__Written instruction__.
Copy the data exactly as it appears, and do not include any pictures.

__Data listing__.
=====
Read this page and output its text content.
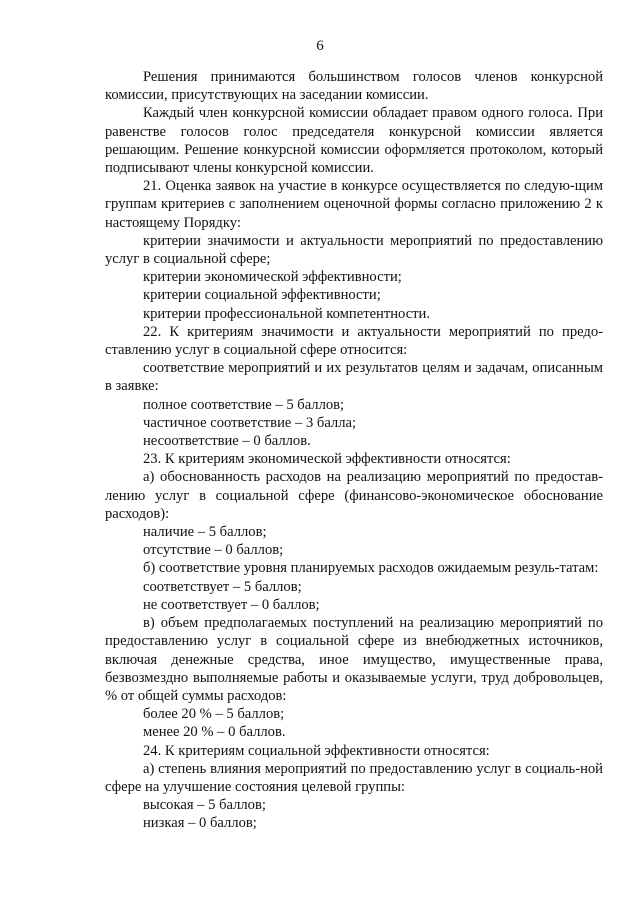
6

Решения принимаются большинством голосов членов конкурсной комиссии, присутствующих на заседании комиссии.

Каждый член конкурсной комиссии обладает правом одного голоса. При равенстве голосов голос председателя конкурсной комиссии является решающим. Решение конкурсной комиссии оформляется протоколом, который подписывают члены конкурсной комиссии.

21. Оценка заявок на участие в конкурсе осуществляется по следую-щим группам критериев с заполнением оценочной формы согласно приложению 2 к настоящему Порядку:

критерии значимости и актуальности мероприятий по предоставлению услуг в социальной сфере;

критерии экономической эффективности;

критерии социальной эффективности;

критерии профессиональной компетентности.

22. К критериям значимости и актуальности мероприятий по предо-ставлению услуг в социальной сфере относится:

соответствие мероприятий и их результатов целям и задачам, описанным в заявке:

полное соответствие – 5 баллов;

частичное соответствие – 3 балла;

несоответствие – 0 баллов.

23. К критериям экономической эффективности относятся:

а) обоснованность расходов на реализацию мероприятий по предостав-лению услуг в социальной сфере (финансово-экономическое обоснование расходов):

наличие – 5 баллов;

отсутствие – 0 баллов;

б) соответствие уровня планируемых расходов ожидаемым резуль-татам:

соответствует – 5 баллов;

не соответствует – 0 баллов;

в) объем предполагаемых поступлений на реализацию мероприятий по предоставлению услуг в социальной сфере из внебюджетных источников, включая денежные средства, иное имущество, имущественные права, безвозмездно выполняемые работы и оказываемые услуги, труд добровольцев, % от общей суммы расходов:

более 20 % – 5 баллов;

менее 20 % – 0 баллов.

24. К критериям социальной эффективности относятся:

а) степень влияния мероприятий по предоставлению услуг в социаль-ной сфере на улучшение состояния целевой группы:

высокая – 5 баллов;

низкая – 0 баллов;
=====
__Full solution__.
Read this page and output its text content.
6

Решения принимаются большинством голосов членов конкурсной комиссии, присутствующих на заседании комиссии.

Каждый член конкурсной комиссии обладает правом одного голоса. При равенстве голосов голос председателя конкурсной комиссии является решающим. Решение конкурсной комиссии оформляется протоколом, который подписывают члены конкурсной комиссии.

21. Оценка заявок на участие в конкурсе осуществляется по следую-щим группам критериев с заполнением оценочной формы согласно приложению 2 к настоящему Порядку:

критерии значимости и актуальности мероприятий по предоставлению услуг в социальной сфере;

критерии экономической эффективности;

критерии социальной эффективности;

критерии профессиональной компетентности.

22. К критериям значимости и актуальности мероприятий по предо-ставлению услуг в социальной сфере относится:

соответствие мероприятий и их результатов целям и задачам, описанным в заявке:

полное соответствие – 5 баллов;

частичное соответствие – 3 балла;

несоответствие – 0 баллов.

23. К критериям экономической эффективности относятся:

а) обоснованность расходов на реализацию мероприятий по предостав-лению услуг в социальной сфере (финансово-экономическое обоснование расходов):

наличие – 5 баллов;

отсутствие – 0 баллов;

б) соответствие уровня планируемых расходов ожидаемым резуль-татам:

соответствует – 5 баллов;

не соответствует – 0 баллов;

в) объем предполагаемых поступлений на реализацию мероприятий по предоставлению услуг в социальной сфере из внебюджетных источников, включая денежные средства, иное имущество, имущественные права, безвозмездно выполняемые работы и оказываемые услуги, труд добровольцев, % от общей суммы расходов:

более 20 % – 5 баллов;

менее 20 % – 0 баллов.

24. К критериям социальной эффективности относятся:

а) степень влияния мероприятий по предоставлению услуг в социаль-ной сфере на улучшение состояния целевой группы:

высокая – 5 баллов;

низкая – 0 баллов;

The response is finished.